Given data:
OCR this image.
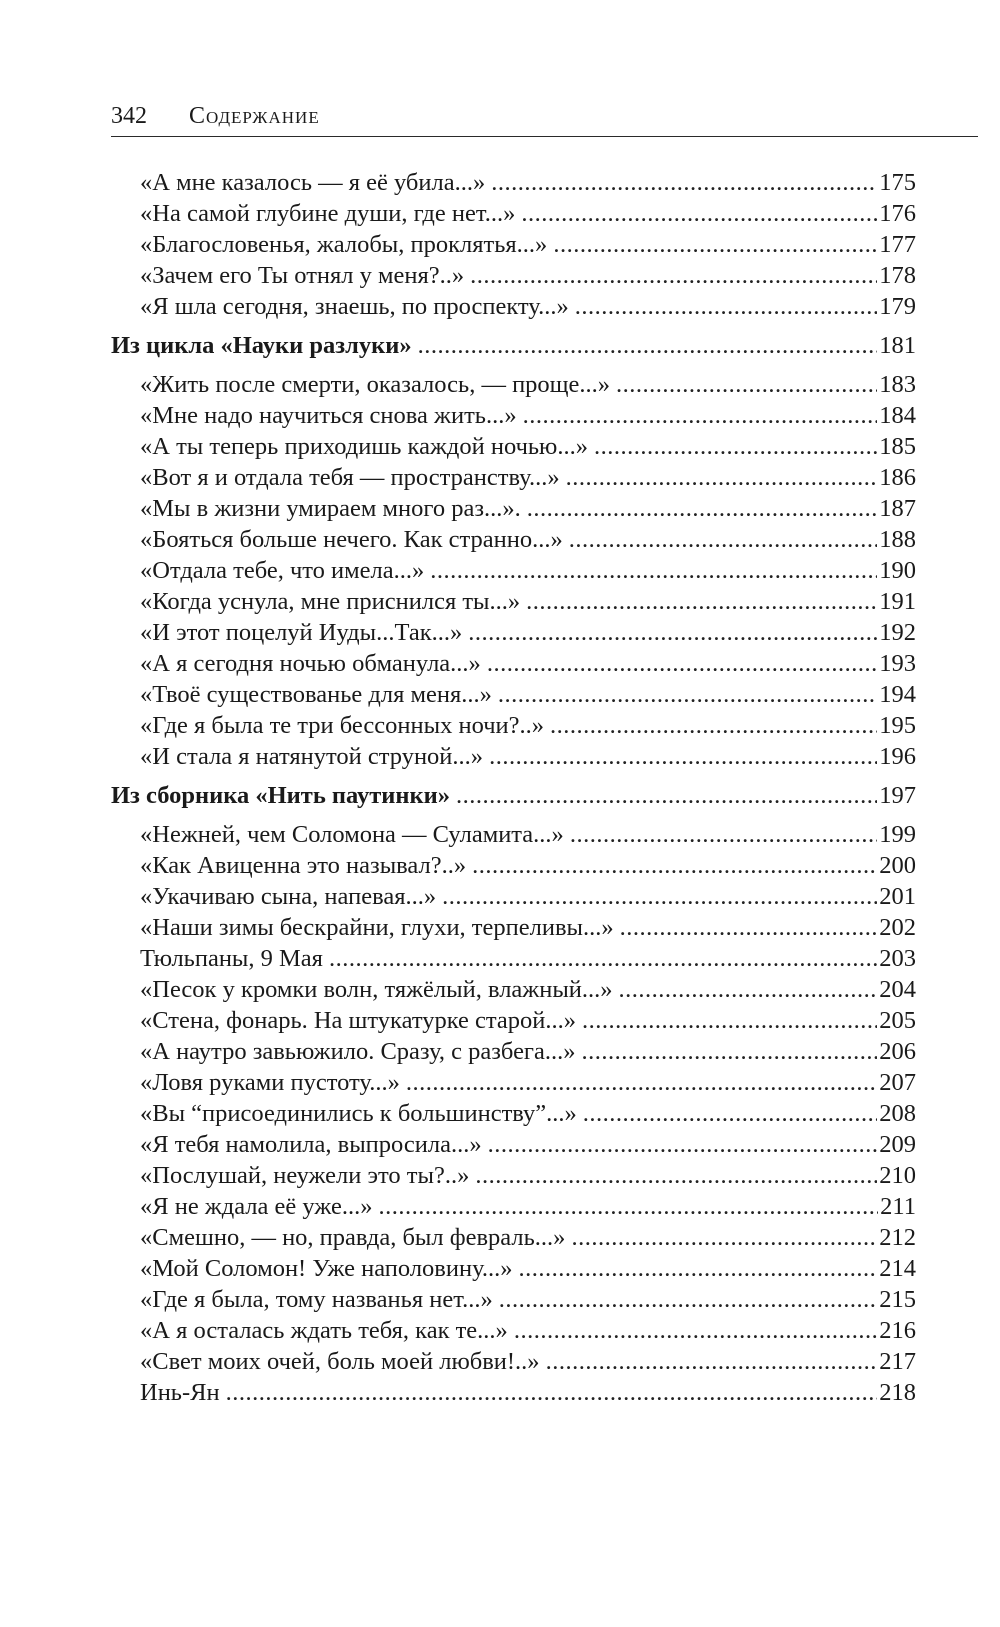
342 Содержание
«А мне казалось — я её убила...» .....	175
«На самой глубине души, где нет...» .....	176
«Благословенья, жалобы, проклятья...» .....	177
«Зачем его Ты отнял у меня?..» .....	178
«Я шла сегодня, знаешь, по проспекту...» .....	179
Из цикла «Науки разлуки» .....	181
«Жить после смерти, оказалось, — проще...» .....	183
«Мне надо научиться снова жить...» .....	184
«А ты теперь приходишь каждой ночью...» .....	185
«Вот я и отдала тебя — пространству...» .....	186
«Мы в жизни умираем много раз...». .....	187
«Бояться больше нечего. Как странно...» .....	188
«Отдала тебе, что имела...» .....	190
«Когда уснула, мне приснился ты...» .....	191
«И этот поцелуй Иуды...Так...» .....	192
«А я сегодня ночью обманула...» .....	193
«Твоё существованье для меня...» .....	194
«Где я была те три бессонных ночи?..» .....	195
«И стала я натянутой струной...» .....	196
Из сборника «Нить паутинки» .....	197
«Нежней, чем Соломона — Суламита...» .....	199
«Как Авиценна это называл?..» .....	200
«Укачиваю сына, напевая...» .....	201
«Наши зимы бескрайни, глухи, терпеливы...» .....	202
Тюльпаны, 9 Мая .....	203
«Песок у кромки волн, тяжёлый, влажный...» .....	204
«Стена, фонарь. На штукатурке старой...» .....	205
«А наутро завьюжило. Сразу, с разбега...» .....	206
«Ловя руками пустоту...» .....	207
«Вы “присоединились к большинству”...» .....	208
«Я тебя намолила, выпросила...» .....	209
«Послушай, неужели это ты?..» .....	210
«Я не ждала её уже...» .....	211
«Смешно, — но, правда, был февраль...» .....	212
«Мой Соломон! Уже наполовину...» .....	214
«Где я была, тому названья нет...» .....	215
«А я осталась ждать тебя, как те...» .....	216
«Свет моих очей, боль моей любви!..» .....	217
Инь-Ян .....	218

Exercise prompt: The records are above. How many lines in them contain the word "тебя"? Give the number alone.

Worked solution: 3